_What the task requires_
Below is the data. Give it again, complete and exact.

_Records_
■ ■ ■ ■
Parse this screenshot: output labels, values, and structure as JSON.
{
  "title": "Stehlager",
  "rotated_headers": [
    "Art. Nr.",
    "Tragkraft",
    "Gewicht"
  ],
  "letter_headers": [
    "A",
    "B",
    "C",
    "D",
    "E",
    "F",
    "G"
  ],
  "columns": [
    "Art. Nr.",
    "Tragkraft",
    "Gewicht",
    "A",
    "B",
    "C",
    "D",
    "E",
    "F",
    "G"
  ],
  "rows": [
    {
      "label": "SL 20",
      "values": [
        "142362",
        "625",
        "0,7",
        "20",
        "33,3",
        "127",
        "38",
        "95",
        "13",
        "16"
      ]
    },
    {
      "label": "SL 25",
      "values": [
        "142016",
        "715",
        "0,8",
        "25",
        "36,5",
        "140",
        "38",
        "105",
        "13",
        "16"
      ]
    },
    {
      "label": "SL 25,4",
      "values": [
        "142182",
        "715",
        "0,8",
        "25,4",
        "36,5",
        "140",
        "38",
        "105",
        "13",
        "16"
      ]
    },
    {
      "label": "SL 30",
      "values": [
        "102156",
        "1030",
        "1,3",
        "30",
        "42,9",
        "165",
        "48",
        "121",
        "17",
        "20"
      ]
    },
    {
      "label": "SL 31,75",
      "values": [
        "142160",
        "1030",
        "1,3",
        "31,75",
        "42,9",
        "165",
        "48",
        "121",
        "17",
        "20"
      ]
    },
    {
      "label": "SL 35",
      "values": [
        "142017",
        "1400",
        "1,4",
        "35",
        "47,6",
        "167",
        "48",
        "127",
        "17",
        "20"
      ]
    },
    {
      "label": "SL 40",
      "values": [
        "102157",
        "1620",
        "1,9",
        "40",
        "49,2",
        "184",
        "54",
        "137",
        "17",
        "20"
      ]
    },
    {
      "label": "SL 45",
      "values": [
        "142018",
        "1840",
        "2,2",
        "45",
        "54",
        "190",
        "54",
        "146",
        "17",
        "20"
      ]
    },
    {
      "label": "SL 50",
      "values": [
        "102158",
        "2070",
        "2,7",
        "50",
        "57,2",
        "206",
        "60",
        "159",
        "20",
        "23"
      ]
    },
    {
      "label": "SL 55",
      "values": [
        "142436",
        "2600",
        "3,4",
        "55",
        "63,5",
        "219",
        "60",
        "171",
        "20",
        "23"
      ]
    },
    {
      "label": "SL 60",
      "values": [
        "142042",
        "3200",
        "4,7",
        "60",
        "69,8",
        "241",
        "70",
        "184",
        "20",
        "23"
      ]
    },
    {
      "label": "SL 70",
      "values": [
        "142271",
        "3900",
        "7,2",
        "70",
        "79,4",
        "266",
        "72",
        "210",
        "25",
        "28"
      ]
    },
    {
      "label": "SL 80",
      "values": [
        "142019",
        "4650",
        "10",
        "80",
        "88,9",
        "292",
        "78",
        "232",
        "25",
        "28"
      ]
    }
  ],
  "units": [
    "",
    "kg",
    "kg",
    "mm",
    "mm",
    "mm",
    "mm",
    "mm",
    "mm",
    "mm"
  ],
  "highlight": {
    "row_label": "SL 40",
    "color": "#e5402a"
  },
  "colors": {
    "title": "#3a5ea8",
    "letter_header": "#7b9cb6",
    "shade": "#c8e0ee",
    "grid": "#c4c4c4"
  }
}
■ ■ ■ ■
_Task solution_
Parse this screenshot: output labels, values, and structure as JSON.
{
  "title": "Stehlager",
  "rotated_headers": [
    "Art. Nr.",
    "Tragkraft",
    "Gewicht"
  ],
  "letter_headers": [
    "A",
    "B",
    "C",
    "D",
    "E",
    "F",
    "G"
  ],
  "columns": [
    "Art. Nr.",
    "Tragkraft",
    "Gewicht",
    "A",
    "B",
    "C",
    "D",
    "E",
    "F",
    "G"
  ],
  "rows": [
    {
      "label": "SL 20",
      "values": [
        "142362",
        "625",
        "0,7",
        "20",
        "33,3",
        "127",
        "38",
        "95",
        "13",
        "16"
      ]
    },
    {
      "label": "SL 25",
      "values": [
        "142016",
        "715",
        "0,8",
        "25",
        "36,5",
        "140",
        "38",
        "105",
        "13",
        "16"
      ]
    },
    {
      "label": "SL 25,4",
      "values": [
        "142182",
        "715",
        "0,8",
        "25,4",
        "36,5",
        "140",
        "38",
        "105",
        "13",
        "16"
      ]
    },
    {
      "label": "SL 30",
      "values": [
        "102156",
        "1030",
        "1,3",
        "30",
        "42,9",
        "165",
        "48",
        "121",
        "17",
        "20"
      ]
    },
    {
      "label": "SL 31,75",
      "values": [
        "142160",
        "1030",
        "1,3",
        "31,75",
        "42,9",
        "165",
        "48",
        "121",
        "17",
        "20"
      ]
    },
    {
      "label": "SL 35",
      "values": [
        "142017",
        "1400",
        "1,4",
        "35",
        "47,6",
        "167",
        "48",
        "127",
        "17",
        "20"
      ]
    },
    {
      "label": "SL 40",
      "values": [
        "102157",
        "1620",
        "1,9",
        "40",
        "49,2",
        "184",
        "54",
        "137",
        "17",
        "20"
      ]
    },
    {
      "label": "SL 45",
      "values": [
        "142018",
        "1840",
        "2,2",
        "45",
        "54",
        "190",
        "54",
        "146",
        "17",
        "20"
      ]
    },
    {
      "label": "SL 50",
      "values": [
        "102158",
        "2070",
        "2,7",
        "50",
        "57,2",
        "206",
        "60",
        "159",
        "20",
        "23"
      ]
    },
    {
      "label": "SL 55",
      "values": [
        "142436",
        "2600",
        "3,4",
        "55",
        "63,5",
        "219",
        "60",
        "171",
        "20",
        "23"
      ]
    },
    {
      "label": "SL 60",
      "values": [
        "142042",
        "3200",
        "4,7",
        "60",
        "69,8",
        "241",
        "70",
        "184",
        "20",
        "23"
      ]
    },
    {
      "label": "SL 70",
      "values": [
        "142271",
        "3900",
        "7,2",
        "70",
        "79,4",
        "266",
        "72",
        "210",
        "25",
        "28"
      ]
    },
    {
      "label": "SL 80",
      "values": [
        "142019",
        "4650",
        "10",
        "80",
        "88,9",
        "292",
        "78",
        "232",
        "25",
        "28"
      ]
    }
  ],
  "units": [
    "",
    "kg",
    "kg",
    "mm",
    "mm",
    "mm",
    "mm",
    "mm",
    "mm",
    "mm"
  ],
  "highlight": {
    "row_label": "SL 40",
    "color": "#e5402a"
  },
  "colors": {
    "title": "#3a5ea8",
    "letter_header": "#7b9cb6",
    "shade": "#c8e0ee",
    "grid": "#c4c4c4"
  }
}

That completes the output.